Extracted data entries
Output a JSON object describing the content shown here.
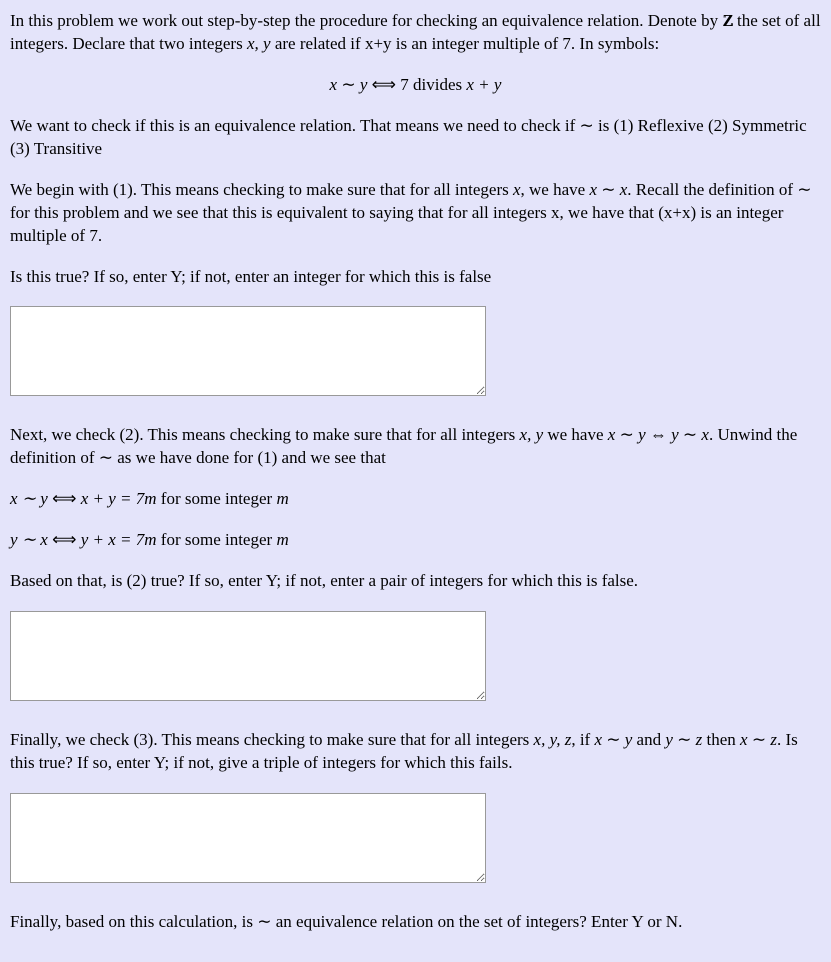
{
  "p1a": "In this problem we work out step-by-step the procedure for checking an equivalence relation. Denote by ",
  "p1b": " the set of all integers. Declare that two integers ",
  "p1c": " are related if x+y is an integer multiple of 7. In symbols:",
  "disp1_lhs_x": "x",
  "disp1_rel": " ∼ ",
  "disp1_lhs_y": "y",
  "disp1_iff": "  ⟺  ",
  "disp1_txt": "7 divides ",
  "disp1_rhs": "x + y",
  "p2": "We want to check if this is an equivalence relation. That means we need to check if ∼ is (1) Reflexive (2) Symmetric (3) Transitive",
  "p3a": "We begin with (1). This means checking to make sure that for all integers ",
  "p3b": ", we have ",
  "p3c": ". Recall the definition of ∼ for this problem and we see that this is equivalent to saying that for all integers x, we have that (x+x) is an integer multiple of 7.",
  "p4": "Is this true? If so, enter Y; if not, enter an integer for which this is false",
  "p5a": "Next, we check (2). This means checking to make sure that for all integers ",
  "p5b": " we have ",
  "p5c": ". Unwind the definition of ∼ as we have done for (1) and we see that",
  "line1a": "x ∼ y",
  "line1b": " ⟺ ",
  "line1c": "x + y = 7m",
  "line1d": " for some integer ",
  "line1e": "m",
  "line2a": "y ∼ x",
  "line2b": " ⟺ ",
  "line2c": "y + x = 7m",
  "line2d": " for some integer ",
  "line2e": "m",
  "p6": "Based on that, is (2) true? If so, enter Y; if not, enter a pair of integers for which this is false.",
  "p7a": "Finally, we check (3). This means checking to make sure that for all integers ",
  "p7b": ", if ",
  "p7c": " and ",
  "p7d": " then ",
  "p7e": ". Is this true? If so, enter Y; if not, give a triple of integers for which this fails.",
  "p8": "Finally, based on this calculation, is ∼ an equivalence relation on the set of integers? Enter Y or N.",
  "var_x": "x",
  "var_y": "y",
  "var_z": "z",
  "rel_sym": " ∼ ",
  "iff_short": " ⇔ ",
  "comma": ", ",
  "Z": "Z"
}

• _EXERCISE PROMPT_:
Go through the records and gather the lines that hold "integers".

• _TASK ANSWER_:
  "p1b": " the set of all integers. Declare that two integers ",
  "p3a": "We begin with (1). This means checking to make sure that for all integers ",
  "p3c": ". Recall the definition of ∼ for this problem and we see that this is equivalent to saying that for all integers x, we have that (x+x) is an integer multiple of 7.",
  "p5a": "Next, we check (2). This means checking to make sure that for all integers ",
  "p6": "Based on that, is (2) true? If so, enter Y; if not, enter a pair of integers for which this is false.",
  "p7a": "Finally, we check (3). This means checking to make sure that for all integers ",
  "p7e": ". Is this true? If so, enter Y; if not, give a triple of integers for which this fails.",
  "p8": "Finally, based on this calculation, is ∼ an equivalence relation on the set of integers? Enter Y or N.",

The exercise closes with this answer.